[Stored items from a collection]
▼

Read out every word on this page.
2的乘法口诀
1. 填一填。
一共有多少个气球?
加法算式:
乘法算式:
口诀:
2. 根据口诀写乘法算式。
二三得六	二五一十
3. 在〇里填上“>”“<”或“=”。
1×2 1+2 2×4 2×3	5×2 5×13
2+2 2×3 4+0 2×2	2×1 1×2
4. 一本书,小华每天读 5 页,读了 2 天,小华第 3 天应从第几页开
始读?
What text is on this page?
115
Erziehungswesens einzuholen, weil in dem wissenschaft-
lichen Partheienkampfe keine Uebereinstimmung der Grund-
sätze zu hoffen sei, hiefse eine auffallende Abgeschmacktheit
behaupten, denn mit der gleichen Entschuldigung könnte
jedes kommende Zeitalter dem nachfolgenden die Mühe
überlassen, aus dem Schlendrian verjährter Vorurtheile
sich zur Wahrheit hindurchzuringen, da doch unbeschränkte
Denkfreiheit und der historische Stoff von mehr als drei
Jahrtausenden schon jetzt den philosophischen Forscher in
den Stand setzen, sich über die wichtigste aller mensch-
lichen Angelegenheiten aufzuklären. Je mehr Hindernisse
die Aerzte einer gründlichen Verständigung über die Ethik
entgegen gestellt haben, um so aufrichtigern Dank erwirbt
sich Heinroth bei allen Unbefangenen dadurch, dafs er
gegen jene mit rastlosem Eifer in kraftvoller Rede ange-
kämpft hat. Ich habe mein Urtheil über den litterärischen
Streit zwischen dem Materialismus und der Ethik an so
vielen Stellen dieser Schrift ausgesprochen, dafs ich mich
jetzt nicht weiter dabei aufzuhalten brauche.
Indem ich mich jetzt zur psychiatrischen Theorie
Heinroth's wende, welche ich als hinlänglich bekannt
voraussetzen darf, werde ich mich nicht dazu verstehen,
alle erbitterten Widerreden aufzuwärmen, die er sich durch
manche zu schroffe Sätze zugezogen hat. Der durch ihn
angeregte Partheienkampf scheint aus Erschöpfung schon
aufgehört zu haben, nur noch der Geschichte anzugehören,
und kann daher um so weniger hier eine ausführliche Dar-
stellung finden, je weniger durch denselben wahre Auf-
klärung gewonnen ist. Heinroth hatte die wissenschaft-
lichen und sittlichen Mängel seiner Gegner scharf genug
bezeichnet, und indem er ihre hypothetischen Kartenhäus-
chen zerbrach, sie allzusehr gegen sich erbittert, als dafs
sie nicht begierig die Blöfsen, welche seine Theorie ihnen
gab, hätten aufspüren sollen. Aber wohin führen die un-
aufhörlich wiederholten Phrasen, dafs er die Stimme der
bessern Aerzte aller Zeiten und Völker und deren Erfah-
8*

▲

Type out the full listing again, exactly as given.

Read out every word on this page.
2的乘法口诀
1. 填一填。
一共有多少个气球?
加法算式:
乘法算式:
口诀:
2. 根据口诀写乘法算式。
二三得六	二五一十
3. 在〇里填上“>”“<”或“=”。
1×2 1+2 2×4 2×3	5×2 5×13
2+2 2×3 4+0 2×2	2×1 1×2
4. 一本书,小华每天读 5 页,读了 2 天,小华第 3 天应从第几页开
始读?
What text is on this page?
115
Erziehungswesens einzuholen, weil in dem wissenschaft-
lichen Partheienkampfe keine Uebereinstimmung der Grund-
sätze zu hoffen sei, hiefse eine auffallende Abgeschmacktheit
behaupten, denn mit der gleichen Entschuldigung könnte
jedes kommende Zeitalter dem nachfolgenden die Mühe
überlassen, aus dem Schlendrian verjährter Vorurtheile
sich zur Wahrheit hindurchzuringen, da doch unbeschränkte
Denkfreiheit und der historische Stoff von mehr als drei
Jahrtausenden schon jetzt den philosophischen Forscher in
den Stand setzen, sich über die wichtigste aller mensch-
lichen Angelegenheiten aufzuklären. Je mehr Hindernisse
die Aerzte einer gründlichen Verständigung über die Ethik
entgegen gestellt haben, um so aufrichtigern Dank erwirbt
sich Heinroth bei allen Unbefangenen dadurch, dafs er
gegen jene mit rastlosem Eifer in kraftvoller Rede ange-
kämpft hat. Ich habe mein Urtheil über den litterärischen
Streit zwischen dem Materialismus und der Ethik an so
vielen Stellen dieser Schrift ausgesprochen, dafs ich mich
jetzt nicht weiter dabei aufzuhalten brauche.
Indem ich mich jetzt zur psychiatrischen Theorie
Heinroth's wende, welche ich als hinlänglich bekannt
voraussetzen darf, werde ich mich nicht dazu verstehen,
alle erbitterten Widerreden aufzuwärmen, die er sich durch
manche zu schroffe Sätze zugezogen hat. Der durch ihn
angeregte Partheienkampf scheint aus Erschöpfung schon
aufgehört zu haben, nur noch der Geschichte anzugehören,
und kann daher um so weniger hier eine ausführliche Dar-
stellung finden, je weniger durch denselben wahre Auf-
klärung gewonnen ist. Heinroth hatte die wissenschaft-
lichen und sittlichen Mängel seiner Gegner scharf genug
bezeichnet, und indem er ihre hypothetischen Kartenhäus-
chen zerbrach, sie allzusehr gegen sich erbittert, als dafs
sie nicht begierig die Blöfsen, welche seine Theorie ihnen
gab, hätten aufspüren sollen. Aber wohin führen die un-
aufhörlich wiederholten Phrasen, dafs er die Stimme der
bessern Aerzte aller Zeiten und Völker und deren Erfah-
8*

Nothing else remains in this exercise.